Set task:
Show all lines holding "this".

(Items from a data source)
= = =
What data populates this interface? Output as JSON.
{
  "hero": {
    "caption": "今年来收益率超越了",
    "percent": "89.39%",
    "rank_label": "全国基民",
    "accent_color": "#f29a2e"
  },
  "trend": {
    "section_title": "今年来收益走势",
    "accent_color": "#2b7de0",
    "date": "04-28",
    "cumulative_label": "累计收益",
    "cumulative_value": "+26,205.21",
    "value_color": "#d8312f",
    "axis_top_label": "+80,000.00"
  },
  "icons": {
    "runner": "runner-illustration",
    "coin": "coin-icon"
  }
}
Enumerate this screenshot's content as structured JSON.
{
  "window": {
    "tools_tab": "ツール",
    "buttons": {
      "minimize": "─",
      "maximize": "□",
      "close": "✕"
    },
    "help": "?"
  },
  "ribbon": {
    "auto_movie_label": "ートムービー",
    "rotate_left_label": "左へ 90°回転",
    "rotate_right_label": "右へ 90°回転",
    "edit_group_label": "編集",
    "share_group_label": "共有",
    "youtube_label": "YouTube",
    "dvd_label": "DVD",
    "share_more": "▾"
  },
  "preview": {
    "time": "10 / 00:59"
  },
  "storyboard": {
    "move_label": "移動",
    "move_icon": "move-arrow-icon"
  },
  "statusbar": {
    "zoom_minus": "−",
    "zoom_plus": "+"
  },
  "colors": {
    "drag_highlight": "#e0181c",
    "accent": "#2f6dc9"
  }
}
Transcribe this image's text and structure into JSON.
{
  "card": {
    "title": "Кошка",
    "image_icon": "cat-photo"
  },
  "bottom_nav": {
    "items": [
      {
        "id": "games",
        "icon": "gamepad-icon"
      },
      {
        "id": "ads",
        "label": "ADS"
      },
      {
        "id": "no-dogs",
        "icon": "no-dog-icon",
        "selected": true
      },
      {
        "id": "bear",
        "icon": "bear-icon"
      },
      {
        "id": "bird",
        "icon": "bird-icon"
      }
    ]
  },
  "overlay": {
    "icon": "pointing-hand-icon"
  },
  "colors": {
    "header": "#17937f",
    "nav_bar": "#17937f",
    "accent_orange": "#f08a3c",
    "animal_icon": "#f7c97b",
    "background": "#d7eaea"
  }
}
= = =
Final answer:
What data populates this interface? Output as JSON.
Enumerate this screenshot's content as structured JSON.
Transcribe this image's text and structure into JSON.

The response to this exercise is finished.